STATED PROBLEM — The records below must be retyped exactly.

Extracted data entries
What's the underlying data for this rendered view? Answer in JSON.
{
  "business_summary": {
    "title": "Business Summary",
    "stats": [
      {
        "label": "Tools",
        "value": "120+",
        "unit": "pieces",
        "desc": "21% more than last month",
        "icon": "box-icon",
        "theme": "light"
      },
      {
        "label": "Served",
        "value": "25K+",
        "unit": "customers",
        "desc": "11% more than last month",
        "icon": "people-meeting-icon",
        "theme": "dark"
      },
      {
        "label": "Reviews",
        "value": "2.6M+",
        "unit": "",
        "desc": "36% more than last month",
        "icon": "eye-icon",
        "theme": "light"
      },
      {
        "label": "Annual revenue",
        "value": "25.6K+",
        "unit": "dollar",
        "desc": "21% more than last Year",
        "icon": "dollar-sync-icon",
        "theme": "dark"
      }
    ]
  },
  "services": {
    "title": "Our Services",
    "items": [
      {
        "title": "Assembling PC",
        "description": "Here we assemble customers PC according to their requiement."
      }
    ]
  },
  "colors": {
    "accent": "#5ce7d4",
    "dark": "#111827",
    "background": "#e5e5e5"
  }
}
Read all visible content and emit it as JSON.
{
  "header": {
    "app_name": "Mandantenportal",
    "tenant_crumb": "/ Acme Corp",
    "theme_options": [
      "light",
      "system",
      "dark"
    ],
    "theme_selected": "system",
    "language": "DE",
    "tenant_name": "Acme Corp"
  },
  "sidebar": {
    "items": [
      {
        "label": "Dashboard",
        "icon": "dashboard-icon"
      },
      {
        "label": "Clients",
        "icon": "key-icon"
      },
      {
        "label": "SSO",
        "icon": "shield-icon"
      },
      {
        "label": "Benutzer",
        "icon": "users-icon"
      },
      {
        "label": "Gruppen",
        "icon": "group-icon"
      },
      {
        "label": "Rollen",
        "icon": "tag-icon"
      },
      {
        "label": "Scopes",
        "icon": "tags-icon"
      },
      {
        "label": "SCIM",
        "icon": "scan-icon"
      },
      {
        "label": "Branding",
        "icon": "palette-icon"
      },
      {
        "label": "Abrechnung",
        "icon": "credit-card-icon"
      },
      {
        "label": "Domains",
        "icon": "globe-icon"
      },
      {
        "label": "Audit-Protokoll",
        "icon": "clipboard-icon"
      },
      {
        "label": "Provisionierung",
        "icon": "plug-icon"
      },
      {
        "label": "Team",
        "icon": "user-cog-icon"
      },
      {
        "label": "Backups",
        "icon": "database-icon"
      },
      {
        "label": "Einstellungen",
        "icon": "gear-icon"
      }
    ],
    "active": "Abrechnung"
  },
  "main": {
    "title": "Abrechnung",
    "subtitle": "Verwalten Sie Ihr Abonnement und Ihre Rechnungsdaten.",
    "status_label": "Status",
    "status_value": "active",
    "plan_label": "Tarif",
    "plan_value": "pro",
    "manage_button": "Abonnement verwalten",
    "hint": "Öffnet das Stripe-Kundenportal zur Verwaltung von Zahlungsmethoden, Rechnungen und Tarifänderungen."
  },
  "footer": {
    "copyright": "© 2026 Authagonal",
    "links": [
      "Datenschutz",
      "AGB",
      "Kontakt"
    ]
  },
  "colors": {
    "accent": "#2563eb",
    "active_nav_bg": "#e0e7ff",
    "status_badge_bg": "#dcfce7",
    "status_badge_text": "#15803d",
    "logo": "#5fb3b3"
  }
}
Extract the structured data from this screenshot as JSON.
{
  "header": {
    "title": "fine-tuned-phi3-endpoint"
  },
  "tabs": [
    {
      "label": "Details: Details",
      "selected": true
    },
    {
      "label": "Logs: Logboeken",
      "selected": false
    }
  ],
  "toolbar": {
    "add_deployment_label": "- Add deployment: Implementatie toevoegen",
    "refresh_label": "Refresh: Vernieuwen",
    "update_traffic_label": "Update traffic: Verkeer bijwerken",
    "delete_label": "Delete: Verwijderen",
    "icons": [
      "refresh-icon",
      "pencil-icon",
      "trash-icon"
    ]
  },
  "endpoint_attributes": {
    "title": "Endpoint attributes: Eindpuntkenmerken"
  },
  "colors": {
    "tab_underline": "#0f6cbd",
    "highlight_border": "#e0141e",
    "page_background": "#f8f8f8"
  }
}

SOLUTION FOR THIS EXERCISE —
What's the underlying data for this rendered view? Answer in JSON.
{
  "business_summary": {
    "title": "Business Summary",
    "stats": [
      {
        "label": "Tools",
        "value": "120+",
        "unit": "pieces",
        "desc": "21% more than last month",
        "icon": "box-icon",
        "theme": "light"
      },
      {
        "label": "Served",
        "value": "25K+",
        "unit": "customers",
        "desc": "11% more than last month",
        "icon": "people-meeting-icon",
        "theme": "dark"
      },
      {
        "label": "Reviews",
        "value": "2.6M+",
        "unit": "",
        "desc": "36% more than last month",
        "icon": "eye-icon",
        "theme": "light"
      },
      {
        "label": "Annual revenue",
        "value": "25.6K+",
        "unit": "dollar",
        "desc": "21% more than last Year",
        "icon": "dollar-sync-icon",
        "theme": "dark"
      }
    ]
  },
  "services": {
    "title": "Our Services",
    "items": [
      {
        "title": "Assembling PC",
        "description": "Here we assemble customers PC according to their requiement."
      }
    ]
  },
  "colors": {
    "accent": "#5ce7d4",
    "dark": "#111827",
    "background": "#e5e5e5"
  }
}
Read all visible content and emit it as JSON.
{
  "header": {
    "app_name": "Mandantenportal",
    "tenant_crumb": "/ Acme Corp",
    "theme_options": [
      "light",
      "system",
      "dark"
    ],
    "theme_selected": "system",
    "language": "DE",
    "tenant_name": "Acme Corp"
  },
  "sidebar": {
    "items": [
      {
        "label": "Dashboard",
        "icon": "dashboard-icon"
      },
      {
        "label": "Clients",
        "icon": "key-icon"
      },
      {
        "label": "SSO",
        "icon": "shield-icon"
      },
      {
        "label": "Benutzer",
        "icon": "users-icon"
      },
      {
        "label": "Gruppen",
        "icon": "group-icon"
      },
      {
        "label": "Rollen",
        "icon": "tag-icon"
      },
      {
        "label": "Scopes",
        "icon": "tags-icon"
      },
      {
        "label": "SCIM",
        "icon": "scan-icon"
      },
      {
        "label": "Branding",
        "icon": "palette-icon"
      },
      {
        "label": "Abrechnung",
        "icon": "credit-card-icon"
      },
      {
        "label": "Domains",
        "icon": "globe-icon"
      },
      {
        "label": "Audit-Protokoll",
        "icon": "clipboard-icon"
      },
      {
        "label": "Provisionierung",
        "icon": "plug-icon"
      },
      {
        "label": "Team",
        "icon": "user-cog-icon"
      },
      {
        "label": "Backups",
        "icon": "database-icon"
      },
      {
        "label": "Einstellungen",
        "icon": "gear-icon"
      }
    ],
    "active": "Abrechnung"
  },
  "main": {
    "title": "Abrechnung",
    "subtitle": "Verwalten Sie Ihr Abonnement und Ihre Rechnungsdaten.",
    "status_label": "Status",
    "status_value": "active",
    "plan_label": "Tarif",
    "plan_value": "pro",
    "manage_button": "Abonnement verwalten",
    "hint": "Öffnet das Stripe-Kundenportal zur Verwaltung von Zahlungsmethoden, Rechnungen und Tarifänderungen."
  },
  "footer": {
    "copyright": "© 2026 Authagonal",
    "links": [
      "Datenschutz",
      "AGB",
      "Kontakt"
    ]
  },
  "colors": {
    "accent": "#2563eb",
    "active_nav_bg": "#e0e7ff",
    "status_badge_bg": "#dcfce7",
    "status_badge_text": "#15803d",
    "logo": "#5fb3b3"
  }
}
Extract the structured data from this screenshot as JSON.
{
  "header": {
    "title": "fine-tuned-phi3-endpoint"
  },
  "tabs": [
    {
      "label": "Details: Details",
      "selected": true
    },
    {
      "label": "Logs: Logboeken",
      "selected": false
    }
  ],
  "toolbar": {
    "add_deployment_label": "- Add deployment: Implementatie toevoegen",
    "refresh_label": "Refresh: Vernieuwen",
    "update_traffic_label": "Update traffic: Verkeer bijwerken",
    "delete_label": "Delete: Verwijderen",
    "icons": [
      "refresh-icon",
      "pencil-icon",
      "trash-icon"
    ]
  },
  "endpoint_attributes": {
    "title": "Endpoint attributes: Eindpuntkenmerken"
  },
  "colors": {
    "tab_underline": "#0f6cbd",
    "highlight_border": "#e0141e",
    "page_background": "#f8f8f8"
  }
}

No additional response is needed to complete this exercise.